Selected extract:

+-------+

In welcome news for valuers and their insurers, the Supreme Court has over-turned an unfavourable judgment in the Court of Appeal concerning whether or not an allegedly negligent valuation was causative of the losses claimed. In doing so, the Supreme Court endorsed the decision of the High Court in concluding that the allegedly negligent valuation was not causative of the claimed losses. Rather, those losses claimed were attributable to the existing indebtedness.
In February 2011, the lender, Tiuta, instructed a surveyor, De Villiers, to carry out a valuation of a residential development (the February Valuation). Based on the February Valuation, Tiuta advanced a sum of £2.2 million and took a charge over the development. In December 2011, as the first loan was due to expire, Tiuta asked De Villiers for a further valuation (the December Valuation). Based on the December Valuation, Tiuta advanced funds which served to extinguish the earlier loan by way of refinancing and in addition provided a further £289,000 of new lending.
Following default on the loan there was a shortfall. As a consequence, Tiuta claimed that the December Valuation was negligent and that the loss it had suffered under the second loan agreement was a result of that valuation (it was not alleged that the February Valuation was negligent).
High Court decision
De Villiers applied for summary judgment on the basis that any loss attributable to the existing indebtedness (i.e. from the first loan) could not be said to have been caused by any negligence in respect of the December Valuation. This was on the basis that, had the property been valued correctly, no new facility would have been offered and Tiuta would have “faced an unavoidable loss” irrespective of De Villiers’ advice. The High Court sided with De Villiers.
Court of Appeal decision
The Court of Appeal upheld Tiuta’s appeal on the basis it left the lender with no recoverable loss for the ‘old money’ element on the loan. This was based on the decision of the Court of Appeal in Preferred Mortgages Ltd v Bradford & Bingley Estate Agencies Ltd (2002). Here the transaction was structured so that the second loan was used to pay off the first loan, i.e. it was effectively a 'fresh' loan. The Court of Appeal held that this meant that the valuer was liable for the losses following as a consequence of a lender’s reliance on the valuation for the purposes of making the new loan, which was to be viewed as standalone from the first loan.
Supreme Court decision
The case before the Supreme Court meant it considered only the liabilities arising out of the December valuation for the purposes of the second facility. The Court assumed that the valuation itself was indeed negligent and that, but for that negligence, the second loan would not have been made.

+-------+

Collected material:

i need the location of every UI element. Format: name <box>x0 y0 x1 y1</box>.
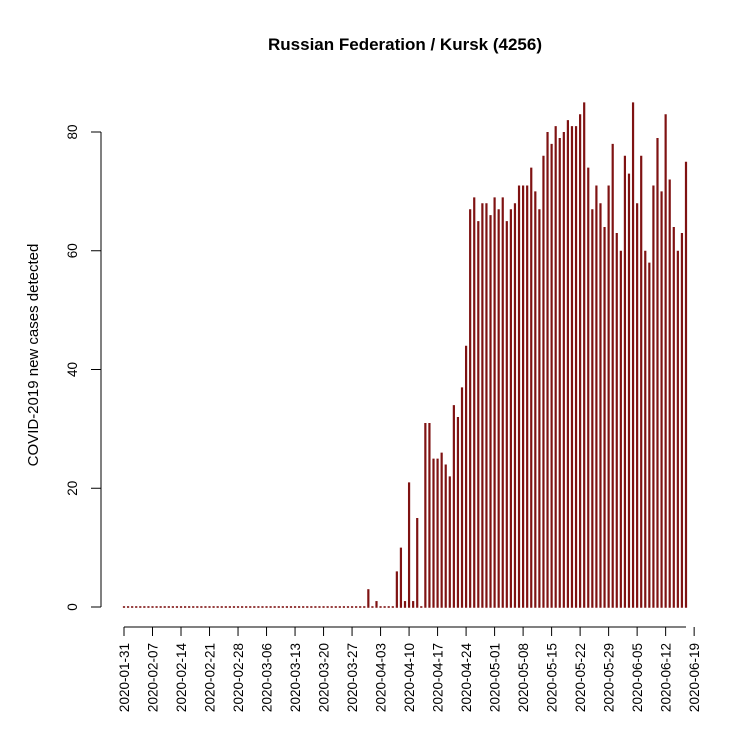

+-------+

Work to complete:
1) Reproduce the section of the case summary that opens with the words containing "High Court decision" and closes with "with De Villiers.".
2) According to the case summary, how much new lending did Tiuta provide on the basis of the December Valuation?
3) Continue the case summary of the Tiuta valuation case from where it stops.
The data is separate material and has no connection to the case summary.

Answers to the exercise:
1)
High Court decision
De Villiers applied for summary judgment on the basis that any loss attributable to the existing indebtedness (i.e. from the first loan) could not be said to have been caused by any negligence in respect of the December Valuation. This was on the basis that, had the property been valued correctly, no new facility would have been offered and Tiuta would have “faced an unavoidable loss” irrespective of De Villiers’ advice. The High Court sided with De Villiers.

2) £289,000

3)
De Villiers argued against the Court of Appeal decision on the basis that the most they could be liable for by way of damages was the ‘new money’ element of the second loan, i.e. the £289,000. They considered that the loan had two elements 1) paying off the first loan and 2) new additional money. If it was considered that Tiuta would not have offered the new money but for the valuer’s negligence, the original loan would have remained unpaid and that part of their loss would have been suffered in any event (regardless of the alleged negligent December valuation).
Lord Sumption, delivering the leading judgment, considered that the judgment turned on the principles of the law of damages: what was required to restore Tiuta as near as possible to the position they would have been in had the December valuation not been negligent? Lord Sumption referred to the ‘basic comparison’ as established in Nykredit Mortgage Bank plc v Edward Erdman Group Ltd (No 2) (1997). The basic comparison being a measure of comparison between ‘(a) what the plaintiff’s position would have been if the defendant had fulfilled his duty of care and (b) the plaintiff’s actual position’. Here the assumption that ‘but for’ the negligent December valuation, Tiuta would not have made the second loan, and therefore it would still subject to the initial loan, was pivotal.
The Supreme Court concluded that Tiuta’s loss was limited to the ‘new money’ advanced under the second loan. The Court of Appeal’s decision, and the application of Preferred Mortgages was distinguished on the basis it failed to take into account the fact that the second loan was structured as a refinancing so the advance was used to pay off pre-existing debt.
Finally, if Tiuta had received some benefit attributable to the events which caused its loss (i.e. the negligent December valuation), it must be taken into account in assessing damages unless the benefit can be considered collateral. Applying Swynson Ltd v Lowick Rose LLP (in liquidation) (2017), the discharge of the existing indebtedness out of the second loan was not a collateral benefit. This was because it did not confer a benefit on Tiuta, the refinancing element of the second loan increased Tiuta’s exposure and the ultimate loss under the second loan. Therefore there was no effect on the lender’s exposure and ultimate loss, the effect was neutral. Only the new money element of the second loan could be considered.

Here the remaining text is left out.